- Source material -

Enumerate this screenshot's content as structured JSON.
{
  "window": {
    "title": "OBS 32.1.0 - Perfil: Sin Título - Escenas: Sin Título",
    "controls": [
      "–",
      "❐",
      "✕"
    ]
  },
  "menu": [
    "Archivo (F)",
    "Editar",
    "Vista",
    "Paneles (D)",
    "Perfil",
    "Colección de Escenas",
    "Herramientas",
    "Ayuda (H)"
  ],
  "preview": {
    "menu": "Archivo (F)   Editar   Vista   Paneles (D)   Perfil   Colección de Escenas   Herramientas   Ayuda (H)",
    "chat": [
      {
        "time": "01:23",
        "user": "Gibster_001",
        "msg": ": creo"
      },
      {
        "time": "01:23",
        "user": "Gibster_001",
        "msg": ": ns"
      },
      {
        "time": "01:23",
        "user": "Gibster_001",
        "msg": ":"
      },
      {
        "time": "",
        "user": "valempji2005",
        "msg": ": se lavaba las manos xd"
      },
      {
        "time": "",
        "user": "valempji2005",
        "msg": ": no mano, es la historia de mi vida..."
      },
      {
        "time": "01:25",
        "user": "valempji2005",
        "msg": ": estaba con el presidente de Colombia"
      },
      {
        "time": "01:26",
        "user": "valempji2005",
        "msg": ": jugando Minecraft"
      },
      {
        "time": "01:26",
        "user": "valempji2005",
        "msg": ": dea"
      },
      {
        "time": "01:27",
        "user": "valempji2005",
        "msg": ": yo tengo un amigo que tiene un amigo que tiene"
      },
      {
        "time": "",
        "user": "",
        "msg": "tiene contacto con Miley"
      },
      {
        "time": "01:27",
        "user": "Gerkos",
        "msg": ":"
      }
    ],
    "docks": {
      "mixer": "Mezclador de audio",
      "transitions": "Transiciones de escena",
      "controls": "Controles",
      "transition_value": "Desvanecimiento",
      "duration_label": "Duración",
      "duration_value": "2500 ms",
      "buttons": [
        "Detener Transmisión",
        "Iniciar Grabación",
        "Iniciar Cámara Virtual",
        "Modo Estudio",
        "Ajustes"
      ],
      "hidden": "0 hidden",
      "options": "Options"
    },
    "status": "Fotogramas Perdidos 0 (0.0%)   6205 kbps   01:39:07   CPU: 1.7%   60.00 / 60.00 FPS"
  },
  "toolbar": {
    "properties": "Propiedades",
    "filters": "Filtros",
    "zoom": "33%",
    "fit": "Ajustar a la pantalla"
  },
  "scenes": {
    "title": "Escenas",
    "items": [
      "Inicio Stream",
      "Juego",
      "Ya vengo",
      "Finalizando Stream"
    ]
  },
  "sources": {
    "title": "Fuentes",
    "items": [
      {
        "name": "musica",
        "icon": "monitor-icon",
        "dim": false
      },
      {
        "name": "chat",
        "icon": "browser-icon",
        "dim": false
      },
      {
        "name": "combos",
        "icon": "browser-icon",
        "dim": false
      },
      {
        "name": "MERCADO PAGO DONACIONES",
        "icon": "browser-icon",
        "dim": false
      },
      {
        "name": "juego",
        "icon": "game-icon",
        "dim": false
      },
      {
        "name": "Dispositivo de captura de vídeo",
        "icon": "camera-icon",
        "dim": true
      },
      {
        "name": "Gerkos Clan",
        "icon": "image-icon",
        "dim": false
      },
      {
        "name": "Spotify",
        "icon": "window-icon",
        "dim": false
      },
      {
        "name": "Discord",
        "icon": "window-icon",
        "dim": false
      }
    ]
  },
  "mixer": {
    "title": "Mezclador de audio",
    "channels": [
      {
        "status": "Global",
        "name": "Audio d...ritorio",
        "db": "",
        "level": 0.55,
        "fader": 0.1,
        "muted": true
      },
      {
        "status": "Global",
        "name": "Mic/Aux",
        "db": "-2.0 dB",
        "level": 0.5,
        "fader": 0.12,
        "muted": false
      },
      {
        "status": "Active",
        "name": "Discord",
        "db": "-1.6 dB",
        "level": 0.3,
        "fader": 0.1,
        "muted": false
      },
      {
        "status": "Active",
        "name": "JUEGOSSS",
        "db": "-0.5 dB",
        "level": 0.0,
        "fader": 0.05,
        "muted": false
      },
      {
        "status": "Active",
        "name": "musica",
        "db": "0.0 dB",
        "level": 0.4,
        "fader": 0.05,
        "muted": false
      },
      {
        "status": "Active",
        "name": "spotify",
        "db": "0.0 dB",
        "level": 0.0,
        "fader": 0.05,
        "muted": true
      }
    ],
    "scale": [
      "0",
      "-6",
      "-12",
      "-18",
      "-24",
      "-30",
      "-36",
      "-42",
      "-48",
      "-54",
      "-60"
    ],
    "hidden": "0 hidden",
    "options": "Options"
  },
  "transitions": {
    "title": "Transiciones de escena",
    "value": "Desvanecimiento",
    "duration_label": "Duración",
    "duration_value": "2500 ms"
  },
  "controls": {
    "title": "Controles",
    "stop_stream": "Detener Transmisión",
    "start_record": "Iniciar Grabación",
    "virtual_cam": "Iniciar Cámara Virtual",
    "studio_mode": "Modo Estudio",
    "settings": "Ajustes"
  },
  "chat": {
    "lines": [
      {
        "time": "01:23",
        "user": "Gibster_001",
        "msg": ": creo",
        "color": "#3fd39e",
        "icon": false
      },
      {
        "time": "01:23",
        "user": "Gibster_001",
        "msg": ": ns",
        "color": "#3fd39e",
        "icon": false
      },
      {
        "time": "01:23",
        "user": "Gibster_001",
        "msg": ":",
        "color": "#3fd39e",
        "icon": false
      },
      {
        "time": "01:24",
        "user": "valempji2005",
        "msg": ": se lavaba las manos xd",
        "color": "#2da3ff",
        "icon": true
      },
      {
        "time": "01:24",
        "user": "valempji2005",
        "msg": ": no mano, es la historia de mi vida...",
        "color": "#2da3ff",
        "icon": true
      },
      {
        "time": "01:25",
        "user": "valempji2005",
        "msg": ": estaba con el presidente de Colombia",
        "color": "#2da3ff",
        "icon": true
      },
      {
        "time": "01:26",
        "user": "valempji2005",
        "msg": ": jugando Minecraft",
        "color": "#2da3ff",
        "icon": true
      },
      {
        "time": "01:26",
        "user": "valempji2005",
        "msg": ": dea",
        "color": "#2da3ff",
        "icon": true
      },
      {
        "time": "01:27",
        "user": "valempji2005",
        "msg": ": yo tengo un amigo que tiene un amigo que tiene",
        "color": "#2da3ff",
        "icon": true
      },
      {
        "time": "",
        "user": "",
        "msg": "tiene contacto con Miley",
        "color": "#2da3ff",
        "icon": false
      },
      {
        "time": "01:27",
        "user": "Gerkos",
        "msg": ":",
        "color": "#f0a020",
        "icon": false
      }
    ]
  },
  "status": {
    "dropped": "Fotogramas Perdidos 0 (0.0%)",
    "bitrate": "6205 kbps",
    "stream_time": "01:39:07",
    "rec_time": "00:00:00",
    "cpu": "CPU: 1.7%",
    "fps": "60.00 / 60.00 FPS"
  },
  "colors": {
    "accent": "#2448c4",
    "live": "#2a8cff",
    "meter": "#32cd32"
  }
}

- What to work on -
Search the entries for "Transiciones" and copy out each line that has it.

- Finished answer -
      "transitions": "Transiciones de escena",
    "title": "Transiciones de escena",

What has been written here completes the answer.